** Start Materials provided **

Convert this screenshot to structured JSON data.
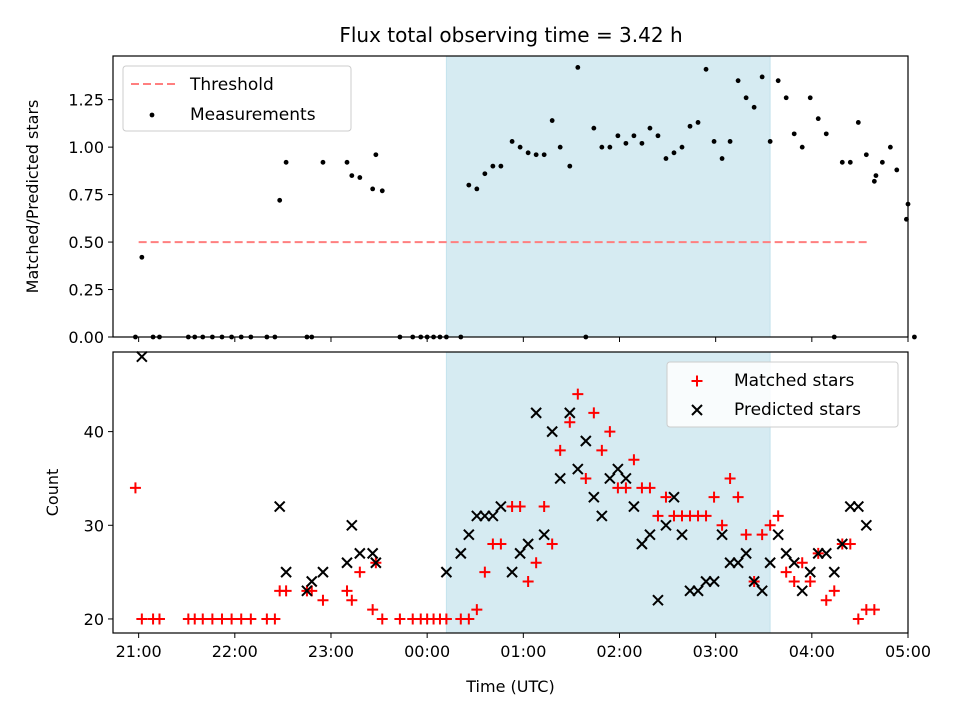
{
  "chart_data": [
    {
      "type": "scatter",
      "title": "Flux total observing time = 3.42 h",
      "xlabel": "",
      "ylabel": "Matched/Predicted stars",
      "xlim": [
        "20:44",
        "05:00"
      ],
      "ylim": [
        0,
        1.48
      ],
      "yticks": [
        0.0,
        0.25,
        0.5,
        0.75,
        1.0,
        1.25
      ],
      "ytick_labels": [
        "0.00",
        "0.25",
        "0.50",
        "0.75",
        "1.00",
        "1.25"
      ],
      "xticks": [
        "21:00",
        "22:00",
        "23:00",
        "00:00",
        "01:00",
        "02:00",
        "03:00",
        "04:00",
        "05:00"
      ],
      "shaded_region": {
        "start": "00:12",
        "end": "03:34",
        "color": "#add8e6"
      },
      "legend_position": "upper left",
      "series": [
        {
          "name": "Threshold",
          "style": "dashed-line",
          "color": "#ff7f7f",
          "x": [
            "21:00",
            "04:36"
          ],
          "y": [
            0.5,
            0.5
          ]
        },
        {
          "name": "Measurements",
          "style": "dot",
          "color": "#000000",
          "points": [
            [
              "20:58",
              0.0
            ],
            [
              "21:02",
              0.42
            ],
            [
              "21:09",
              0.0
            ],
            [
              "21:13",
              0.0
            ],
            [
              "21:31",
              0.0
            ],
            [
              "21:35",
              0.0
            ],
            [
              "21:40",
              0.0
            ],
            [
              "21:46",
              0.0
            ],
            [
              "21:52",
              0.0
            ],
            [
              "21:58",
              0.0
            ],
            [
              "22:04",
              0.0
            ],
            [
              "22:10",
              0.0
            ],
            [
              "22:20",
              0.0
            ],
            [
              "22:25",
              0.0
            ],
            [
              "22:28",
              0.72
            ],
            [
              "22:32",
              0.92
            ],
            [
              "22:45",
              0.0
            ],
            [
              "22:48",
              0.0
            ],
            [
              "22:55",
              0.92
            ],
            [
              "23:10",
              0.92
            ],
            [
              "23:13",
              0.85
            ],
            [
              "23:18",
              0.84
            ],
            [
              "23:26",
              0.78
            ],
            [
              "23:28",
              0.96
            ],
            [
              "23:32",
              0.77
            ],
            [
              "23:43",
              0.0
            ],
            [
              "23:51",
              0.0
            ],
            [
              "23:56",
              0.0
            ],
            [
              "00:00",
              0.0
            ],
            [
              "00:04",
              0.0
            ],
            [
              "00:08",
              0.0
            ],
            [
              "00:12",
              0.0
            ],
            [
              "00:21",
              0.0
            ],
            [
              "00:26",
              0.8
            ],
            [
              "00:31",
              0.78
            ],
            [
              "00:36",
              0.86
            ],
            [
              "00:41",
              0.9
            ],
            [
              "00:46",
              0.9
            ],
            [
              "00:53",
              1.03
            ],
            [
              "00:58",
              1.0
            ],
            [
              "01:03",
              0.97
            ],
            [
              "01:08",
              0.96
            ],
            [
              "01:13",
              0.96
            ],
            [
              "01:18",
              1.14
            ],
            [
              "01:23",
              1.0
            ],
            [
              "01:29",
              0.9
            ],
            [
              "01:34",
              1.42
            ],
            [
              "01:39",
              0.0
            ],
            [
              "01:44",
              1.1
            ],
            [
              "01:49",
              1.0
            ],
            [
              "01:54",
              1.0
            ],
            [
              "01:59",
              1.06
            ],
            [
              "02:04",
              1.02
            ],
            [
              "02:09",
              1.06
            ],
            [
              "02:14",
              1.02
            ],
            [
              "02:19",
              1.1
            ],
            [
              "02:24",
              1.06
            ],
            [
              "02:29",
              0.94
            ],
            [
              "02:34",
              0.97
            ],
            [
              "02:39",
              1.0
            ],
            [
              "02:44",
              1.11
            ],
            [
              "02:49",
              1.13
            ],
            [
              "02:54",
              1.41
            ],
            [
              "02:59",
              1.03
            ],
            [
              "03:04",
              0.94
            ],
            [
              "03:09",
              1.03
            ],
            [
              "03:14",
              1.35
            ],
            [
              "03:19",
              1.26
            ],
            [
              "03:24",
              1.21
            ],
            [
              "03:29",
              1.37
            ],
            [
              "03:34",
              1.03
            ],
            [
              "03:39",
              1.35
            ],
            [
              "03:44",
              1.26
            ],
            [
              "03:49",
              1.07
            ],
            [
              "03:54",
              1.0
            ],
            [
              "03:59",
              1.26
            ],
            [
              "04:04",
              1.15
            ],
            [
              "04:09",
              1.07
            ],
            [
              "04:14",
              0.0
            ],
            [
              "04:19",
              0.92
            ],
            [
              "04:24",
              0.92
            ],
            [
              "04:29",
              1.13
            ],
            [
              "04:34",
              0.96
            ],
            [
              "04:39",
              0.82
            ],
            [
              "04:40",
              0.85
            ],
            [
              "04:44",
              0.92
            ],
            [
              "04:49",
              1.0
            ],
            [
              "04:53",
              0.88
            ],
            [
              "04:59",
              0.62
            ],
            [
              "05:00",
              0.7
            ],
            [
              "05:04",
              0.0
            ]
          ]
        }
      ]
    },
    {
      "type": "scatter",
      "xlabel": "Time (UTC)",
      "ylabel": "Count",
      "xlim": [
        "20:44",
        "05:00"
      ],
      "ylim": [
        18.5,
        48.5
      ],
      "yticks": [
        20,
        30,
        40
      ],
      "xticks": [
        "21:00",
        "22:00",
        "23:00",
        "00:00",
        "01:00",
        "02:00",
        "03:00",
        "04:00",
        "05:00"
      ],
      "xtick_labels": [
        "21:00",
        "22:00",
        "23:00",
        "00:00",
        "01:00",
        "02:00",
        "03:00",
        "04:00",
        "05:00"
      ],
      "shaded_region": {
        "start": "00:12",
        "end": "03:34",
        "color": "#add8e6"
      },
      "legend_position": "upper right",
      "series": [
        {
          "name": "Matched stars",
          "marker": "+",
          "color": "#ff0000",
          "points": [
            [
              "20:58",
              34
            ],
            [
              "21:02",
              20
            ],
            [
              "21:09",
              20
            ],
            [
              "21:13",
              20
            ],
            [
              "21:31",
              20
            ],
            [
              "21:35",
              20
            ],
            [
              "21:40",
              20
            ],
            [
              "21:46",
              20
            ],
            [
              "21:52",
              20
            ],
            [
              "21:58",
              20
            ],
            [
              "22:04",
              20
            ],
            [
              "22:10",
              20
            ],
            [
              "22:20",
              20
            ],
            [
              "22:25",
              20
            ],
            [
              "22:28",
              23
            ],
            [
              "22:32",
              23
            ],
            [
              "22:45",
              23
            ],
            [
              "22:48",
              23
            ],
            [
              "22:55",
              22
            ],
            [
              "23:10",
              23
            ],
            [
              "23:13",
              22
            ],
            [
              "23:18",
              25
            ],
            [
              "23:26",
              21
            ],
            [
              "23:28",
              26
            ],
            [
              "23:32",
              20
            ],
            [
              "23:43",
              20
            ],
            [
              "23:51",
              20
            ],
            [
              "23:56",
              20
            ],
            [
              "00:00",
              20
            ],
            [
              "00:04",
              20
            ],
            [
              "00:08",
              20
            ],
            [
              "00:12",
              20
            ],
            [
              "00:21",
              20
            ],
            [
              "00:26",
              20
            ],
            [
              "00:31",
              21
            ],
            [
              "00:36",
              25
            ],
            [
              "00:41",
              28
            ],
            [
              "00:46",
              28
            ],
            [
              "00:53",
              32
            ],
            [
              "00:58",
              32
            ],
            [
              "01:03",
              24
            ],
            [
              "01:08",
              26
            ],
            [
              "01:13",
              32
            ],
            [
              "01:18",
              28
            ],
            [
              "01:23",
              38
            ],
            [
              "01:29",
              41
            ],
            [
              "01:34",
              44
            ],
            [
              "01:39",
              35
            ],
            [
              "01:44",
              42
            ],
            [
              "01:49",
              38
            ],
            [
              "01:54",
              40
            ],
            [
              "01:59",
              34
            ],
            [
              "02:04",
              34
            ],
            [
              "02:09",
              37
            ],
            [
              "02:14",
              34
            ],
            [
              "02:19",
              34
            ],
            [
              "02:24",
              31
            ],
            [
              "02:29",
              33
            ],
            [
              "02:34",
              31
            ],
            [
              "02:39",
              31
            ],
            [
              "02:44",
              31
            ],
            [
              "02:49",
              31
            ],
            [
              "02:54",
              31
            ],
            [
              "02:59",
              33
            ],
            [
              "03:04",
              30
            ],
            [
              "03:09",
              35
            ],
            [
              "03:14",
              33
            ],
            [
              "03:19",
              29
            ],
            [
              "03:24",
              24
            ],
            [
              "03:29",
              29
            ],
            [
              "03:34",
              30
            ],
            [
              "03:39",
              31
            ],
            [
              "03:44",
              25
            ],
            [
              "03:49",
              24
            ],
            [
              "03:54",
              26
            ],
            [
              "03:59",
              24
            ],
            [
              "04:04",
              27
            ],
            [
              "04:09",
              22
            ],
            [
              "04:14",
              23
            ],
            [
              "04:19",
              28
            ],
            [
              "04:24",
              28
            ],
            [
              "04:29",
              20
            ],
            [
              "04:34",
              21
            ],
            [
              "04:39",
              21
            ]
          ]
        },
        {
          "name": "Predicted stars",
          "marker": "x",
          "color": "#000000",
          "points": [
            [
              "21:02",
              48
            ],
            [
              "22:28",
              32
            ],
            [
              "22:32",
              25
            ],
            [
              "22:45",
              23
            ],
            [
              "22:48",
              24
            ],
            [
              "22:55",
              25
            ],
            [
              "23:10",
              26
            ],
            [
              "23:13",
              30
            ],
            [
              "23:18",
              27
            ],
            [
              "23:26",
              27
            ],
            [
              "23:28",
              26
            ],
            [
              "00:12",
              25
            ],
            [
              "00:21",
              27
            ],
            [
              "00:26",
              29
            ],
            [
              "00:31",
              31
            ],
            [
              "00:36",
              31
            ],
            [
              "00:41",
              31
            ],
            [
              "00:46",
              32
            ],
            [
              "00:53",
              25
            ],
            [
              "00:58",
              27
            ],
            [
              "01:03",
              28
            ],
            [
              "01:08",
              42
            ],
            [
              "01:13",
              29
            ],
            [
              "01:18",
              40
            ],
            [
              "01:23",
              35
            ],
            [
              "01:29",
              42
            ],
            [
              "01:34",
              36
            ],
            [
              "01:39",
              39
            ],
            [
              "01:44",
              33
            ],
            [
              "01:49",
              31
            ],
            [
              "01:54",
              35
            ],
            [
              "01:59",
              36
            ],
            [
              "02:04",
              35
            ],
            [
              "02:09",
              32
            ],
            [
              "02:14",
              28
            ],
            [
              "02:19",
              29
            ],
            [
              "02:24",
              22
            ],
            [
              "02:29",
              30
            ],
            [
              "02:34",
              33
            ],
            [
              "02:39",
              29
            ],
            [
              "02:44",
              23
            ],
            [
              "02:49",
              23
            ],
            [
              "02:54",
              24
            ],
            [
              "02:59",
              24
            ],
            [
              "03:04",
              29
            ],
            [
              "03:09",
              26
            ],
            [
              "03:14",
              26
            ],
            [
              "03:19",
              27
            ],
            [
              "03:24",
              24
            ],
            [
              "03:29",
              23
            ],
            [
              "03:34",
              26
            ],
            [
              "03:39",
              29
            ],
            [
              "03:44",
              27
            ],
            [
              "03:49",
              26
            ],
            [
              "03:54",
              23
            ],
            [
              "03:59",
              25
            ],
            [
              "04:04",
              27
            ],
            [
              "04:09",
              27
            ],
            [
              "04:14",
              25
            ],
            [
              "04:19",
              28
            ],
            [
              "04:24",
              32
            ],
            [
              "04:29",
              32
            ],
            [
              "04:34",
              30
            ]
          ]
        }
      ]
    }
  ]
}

** End Materials provided **
** Start Materials provided **

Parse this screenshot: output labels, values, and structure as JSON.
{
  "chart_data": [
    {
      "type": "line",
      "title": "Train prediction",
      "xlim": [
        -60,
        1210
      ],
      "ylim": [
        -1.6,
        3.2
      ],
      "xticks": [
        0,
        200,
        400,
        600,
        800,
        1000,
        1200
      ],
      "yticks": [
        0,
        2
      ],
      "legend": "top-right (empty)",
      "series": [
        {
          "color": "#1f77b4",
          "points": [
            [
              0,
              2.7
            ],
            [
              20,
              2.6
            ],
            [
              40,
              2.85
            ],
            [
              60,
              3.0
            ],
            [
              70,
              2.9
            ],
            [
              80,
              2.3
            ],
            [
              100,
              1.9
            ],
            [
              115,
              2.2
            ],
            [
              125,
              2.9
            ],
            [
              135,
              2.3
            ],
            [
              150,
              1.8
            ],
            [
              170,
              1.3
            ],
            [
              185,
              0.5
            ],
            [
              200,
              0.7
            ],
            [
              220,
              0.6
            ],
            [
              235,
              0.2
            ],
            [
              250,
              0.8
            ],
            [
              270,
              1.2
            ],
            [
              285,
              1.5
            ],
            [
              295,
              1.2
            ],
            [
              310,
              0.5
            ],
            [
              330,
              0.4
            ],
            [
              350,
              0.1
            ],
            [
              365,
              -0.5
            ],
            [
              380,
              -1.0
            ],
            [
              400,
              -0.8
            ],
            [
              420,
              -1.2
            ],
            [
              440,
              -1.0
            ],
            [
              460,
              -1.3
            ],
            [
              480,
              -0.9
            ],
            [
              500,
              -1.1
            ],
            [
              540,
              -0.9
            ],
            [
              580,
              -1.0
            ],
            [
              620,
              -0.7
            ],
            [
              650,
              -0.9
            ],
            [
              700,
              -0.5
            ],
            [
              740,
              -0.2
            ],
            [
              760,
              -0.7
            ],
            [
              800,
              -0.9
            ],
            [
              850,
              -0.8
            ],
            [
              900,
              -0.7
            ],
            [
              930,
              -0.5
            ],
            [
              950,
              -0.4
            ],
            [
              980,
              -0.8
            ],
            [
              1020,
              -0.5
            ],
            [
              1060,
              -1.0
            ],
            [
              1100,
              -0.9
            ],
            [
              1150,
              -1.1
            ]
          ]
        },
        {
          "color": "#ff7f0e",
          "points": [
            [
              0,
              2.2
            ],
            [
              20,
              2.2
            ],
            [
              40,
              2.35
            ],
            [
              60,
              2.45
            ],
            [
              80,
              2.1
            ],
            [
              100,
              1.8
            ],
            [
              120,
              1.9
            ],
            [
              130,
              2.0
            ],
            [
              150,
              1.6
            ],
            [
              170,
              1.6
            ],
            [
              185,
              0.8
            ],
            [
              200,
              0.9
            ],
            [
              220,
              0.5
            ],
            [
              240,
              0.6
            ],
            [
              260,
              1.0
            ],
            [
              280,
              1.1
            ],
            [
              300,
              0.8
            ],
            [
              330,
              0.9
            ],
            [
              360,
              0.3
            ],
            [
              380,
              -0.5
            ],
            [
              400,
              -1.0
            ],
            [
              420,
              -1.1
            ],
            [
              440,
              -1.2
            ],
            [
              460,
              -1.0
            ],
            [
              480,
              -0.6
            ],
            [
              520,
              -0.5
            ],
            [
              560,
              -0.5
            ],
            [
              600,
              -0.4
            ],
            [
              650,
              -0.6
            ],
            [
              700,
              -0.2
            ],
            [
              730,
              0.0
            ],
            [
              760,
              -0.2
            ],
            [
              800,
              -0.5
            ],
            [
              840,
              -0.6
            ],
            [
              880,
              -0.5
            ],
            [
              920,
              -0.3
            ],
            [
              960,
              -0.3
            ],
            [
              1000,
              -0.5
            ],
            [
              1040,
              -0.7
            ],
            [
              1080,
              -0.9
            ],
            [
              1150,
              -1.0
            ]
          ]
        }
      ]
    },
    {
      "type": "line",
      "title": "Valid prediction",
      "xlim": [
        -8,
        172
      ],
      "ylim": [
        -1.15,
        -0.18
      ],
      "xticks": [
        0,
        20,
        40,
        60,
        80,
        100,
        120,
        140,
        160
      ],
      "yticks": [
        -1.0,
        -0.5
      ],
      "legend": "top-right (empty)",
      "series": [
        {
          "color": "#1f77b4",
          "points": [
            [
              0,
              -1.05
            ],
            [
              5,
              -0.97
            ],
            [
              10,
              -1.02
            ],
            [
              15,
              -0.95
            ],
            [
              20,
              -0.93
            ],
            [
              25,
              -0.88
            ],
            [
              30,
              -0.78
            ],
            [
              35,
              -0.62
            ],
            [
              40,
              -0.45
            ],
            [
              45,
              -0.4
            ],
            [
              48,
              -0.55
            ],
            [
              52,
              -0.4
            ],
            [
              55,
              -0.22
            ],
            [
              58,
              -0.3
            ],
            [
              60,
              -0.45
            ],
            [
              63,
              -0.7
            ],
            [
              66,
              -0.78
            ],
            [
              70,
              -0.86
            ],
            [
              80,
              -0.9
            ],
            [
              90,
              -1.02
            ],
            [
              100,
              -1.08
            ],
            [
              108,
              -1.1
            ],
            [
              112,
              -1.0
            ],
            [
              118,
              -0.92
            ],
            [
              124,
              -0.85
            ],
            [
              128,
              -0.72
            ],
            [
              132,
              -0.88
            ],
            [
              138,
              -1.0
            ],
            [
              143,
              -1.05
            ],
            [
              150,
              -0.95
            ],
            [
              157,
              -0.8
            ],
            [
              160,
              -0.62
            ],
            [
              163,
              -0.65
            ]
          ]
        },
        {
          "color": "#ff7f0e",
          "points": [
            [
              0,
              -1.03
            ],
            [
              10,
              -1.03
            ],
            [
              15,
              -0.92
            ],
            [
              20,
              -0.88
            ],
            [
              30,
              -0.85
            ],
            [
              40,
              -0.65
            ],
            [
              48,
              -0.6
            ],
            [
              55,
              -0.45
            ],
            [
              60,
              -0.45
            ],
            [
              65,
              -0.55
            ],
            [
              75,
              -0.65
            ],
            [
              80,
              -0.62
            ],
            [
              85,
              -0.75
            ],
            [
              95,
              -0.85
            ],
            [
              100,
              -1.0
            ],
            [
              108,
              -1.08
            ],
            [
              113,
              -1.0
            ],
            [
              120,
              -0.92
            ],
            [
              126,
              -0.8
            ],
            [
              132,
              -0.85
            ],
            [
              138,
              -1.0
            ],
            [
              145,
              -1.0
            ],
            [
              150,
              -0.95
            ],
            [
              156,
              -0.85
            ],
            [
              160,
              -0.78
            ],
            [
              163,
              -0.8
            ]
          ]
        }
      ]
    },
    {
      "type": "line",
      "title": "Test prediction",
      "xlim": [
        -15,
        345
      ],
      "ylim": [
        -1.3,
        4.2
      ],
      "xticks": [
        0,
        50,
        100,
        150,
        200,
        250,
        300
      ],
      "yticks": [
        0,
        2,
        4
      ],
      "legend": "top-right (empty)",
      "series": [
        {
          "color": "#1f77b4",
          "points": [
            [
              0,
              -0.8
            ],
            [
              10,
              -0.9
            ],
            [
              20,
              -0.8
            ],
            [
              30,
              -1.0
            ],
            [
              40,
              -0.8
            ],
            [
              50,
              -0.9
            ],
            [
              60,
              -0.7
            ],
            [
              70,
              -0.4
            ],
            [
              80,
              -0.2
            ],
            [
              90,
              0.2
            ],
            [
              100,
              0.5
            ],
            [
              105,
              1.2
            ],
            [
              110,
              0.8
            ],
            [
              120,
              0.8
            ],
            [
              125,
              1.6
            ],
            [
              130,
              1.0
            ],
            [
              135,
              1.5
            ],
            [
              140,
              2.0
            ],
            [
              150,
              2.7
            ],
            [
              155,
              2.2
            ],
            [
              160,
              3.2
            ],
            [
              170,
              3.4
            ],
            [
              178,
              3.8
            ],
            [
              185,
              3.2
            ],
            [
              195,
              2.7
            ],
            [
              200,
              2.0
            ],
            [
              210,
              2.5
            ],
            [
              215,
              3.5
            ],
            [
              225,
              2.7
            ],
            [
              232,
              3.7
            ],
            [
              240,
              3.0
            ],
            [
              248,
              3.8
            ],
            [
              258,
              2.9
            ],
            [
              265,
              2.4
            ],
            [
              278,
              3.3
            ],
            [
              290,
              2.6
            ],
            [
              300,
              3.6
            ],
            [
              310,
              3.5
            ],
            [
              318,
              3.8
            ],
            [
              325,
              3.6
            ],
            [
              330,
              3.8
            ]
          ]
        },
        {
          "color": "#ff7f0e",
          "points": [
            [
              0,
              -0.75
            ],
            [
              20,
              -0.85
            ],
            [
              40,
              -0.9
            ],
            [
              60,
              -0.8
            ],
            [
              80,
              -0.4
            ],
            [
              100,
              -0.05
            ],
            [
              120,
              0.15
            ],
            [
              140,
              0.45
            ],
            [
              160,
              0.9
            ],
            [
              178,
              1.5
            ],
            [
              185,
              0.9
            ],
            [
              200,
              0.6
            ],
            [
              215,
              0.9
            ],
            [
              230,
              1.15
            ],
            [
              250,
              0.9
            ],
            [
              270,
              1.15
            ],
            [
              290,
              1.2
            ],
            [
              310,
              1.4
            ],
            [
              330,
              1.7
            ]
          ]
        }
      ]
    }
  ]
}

** End Materials provided **

Return a copy of every line that includes the word "Matched".

      "ylabel": "Matched/Predicted stars",
          "name": "Matched stars",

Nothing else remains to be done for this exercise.